Aim:
Filter the entries and keep only the lines where the string "селекции" appears.
───── Stored records
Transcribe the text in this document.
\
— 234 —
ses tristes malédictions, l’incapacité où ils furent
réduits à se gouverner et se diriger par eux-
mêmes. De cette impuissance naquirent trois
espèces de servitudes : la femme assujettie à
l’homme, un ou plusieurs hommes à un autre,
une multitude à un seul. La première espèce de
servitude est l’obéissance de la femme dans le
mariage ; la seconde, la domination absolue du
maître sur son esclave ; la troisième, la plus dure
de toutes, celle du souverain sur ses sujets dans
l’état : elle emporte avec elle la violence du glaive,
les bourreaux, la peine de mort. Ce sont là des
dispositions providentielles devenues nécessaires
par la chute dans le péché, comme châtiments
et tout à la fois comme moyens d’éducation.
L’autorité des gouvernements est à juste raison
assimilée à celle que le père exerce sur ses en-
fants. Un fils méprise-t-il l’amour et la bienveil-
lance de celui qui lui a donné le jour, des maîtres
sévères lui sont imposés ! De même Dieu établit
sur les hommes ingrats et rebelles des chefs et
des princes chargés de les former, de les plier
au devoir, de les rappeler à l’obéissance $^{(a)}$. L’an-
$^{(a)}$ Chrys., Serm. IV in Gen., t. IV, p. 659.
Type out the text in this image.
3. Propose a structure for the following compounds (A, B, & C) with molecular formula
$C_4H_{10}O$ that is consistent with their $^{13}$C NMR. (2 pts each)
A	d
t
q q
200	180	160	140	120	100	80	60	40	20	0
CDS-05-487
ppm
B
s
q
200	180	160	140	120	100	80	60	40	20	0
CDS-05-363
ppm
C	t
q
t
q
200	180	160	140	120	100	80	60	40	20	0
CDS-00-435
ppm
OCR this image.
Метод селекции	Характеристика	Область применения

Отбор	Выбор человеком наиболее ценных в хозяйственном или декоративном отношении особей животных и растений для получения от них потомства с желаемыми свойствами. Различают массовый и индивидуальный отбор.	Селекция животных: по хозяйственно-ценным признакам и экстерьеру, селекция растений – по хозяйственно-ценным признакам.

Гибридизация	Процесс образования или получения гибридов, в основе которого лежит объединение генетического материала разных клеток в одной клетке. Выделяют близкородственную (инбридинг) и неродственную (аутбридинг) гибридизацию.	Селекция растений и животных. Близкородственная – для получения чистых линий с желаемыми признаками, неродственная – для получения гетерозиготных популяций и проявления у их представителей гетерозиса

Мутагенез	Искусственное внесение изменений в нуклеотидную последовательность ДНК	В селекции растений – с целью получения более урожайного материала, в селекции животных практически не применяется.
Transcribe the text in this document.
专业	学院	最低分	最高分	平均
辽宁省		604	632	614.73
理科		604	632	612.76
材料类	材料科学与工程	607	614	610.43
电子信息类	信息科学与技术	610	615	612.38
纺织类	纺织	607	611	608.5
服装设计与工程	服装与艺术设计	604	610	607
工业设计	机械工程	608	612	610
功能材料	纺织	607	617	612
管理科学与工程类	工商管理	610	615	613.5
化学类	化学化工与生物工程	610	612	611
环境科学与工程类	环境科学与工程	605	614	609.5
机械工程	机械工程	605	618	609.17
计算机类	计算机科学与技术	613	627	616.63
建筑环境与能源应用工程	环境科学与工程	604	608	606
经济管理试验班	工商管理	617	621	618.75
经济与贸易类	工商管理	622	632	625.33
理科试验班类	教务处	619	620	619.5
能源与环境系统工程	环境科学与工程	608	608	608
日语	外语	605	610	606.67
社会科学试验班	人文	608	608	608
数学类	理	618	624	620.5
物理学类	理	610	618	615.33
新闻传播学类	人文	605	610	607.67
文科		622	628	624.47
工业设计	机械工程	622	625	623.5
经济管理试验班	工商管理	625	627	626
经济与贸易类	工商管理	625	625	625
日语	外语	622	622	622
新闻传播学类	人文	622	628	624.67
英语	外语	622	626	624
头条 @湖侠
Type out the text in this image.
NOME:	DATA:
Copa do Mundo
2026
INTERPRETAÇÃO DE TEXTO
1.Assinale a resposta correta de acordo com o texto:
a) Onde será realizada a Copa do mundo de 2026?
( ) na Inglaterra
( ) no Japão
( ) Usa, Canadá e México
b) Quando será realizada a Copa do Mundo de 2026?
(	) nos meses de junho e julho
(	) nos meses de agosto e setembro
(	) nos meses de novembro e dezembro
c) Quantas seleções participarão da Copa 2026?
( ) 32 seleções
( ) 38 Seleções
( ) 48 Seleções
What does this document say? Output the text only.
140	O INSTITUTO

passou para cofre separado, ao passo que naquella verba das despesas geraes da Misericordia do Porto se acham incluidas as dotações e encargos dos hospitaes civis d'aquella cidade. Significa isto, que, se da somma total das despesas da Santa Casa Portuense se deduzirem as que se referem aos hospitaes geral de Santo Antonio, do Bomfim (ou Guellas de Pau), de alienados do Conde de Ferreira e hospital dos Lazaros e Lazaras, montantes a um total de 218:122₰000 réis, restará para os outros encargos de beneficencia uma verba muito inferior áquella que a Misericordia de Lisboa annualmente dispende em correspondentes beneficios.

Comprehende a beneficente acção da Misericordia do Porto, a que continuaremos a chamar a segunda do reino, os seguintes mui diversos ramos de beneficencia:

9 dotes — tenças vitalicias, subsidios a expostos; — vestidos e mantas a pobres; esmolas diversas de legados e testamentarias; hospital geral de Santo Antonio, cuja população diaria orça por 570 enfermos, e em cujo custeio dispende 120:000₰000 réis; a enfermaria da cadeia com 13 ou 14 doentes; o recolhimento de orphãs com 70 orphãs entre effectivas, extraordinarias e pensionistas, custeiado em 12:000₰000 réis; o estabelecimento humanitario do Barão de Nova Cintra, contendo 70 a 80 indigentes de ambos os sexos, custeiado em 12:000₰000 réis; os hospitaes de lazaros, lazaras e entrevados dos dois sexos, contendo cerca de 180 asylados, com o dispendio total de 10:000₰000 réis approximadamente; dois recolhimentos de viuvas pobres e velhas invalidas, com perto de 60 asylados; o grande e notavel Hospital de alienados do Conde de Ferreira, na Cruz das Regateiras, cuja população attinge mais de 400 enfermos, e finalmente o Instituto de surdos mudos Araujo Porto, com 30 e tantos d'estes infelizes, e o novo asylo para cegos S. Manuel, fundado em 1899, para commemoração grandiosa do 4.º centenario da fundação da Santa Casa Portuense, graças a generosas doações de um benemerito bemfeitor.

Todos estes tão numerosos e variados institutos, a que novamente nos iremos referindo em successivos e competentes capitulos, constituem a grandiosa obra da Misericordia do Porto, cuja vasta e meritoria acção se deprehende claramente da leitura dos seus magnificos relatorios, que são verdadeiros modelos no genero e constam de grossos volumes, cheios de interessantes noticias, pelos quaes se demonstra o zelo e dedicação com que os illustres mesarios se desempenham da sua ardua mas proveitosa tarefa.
──────────
Response below:
Метод селекции	Характеристика	Область применения
Мутагенез	Искусственное внесение изменений в нуклеотидную последовательность ДНК	В селекции растений – с целью получения более урожайного материала, в селекции животных практически не применяется.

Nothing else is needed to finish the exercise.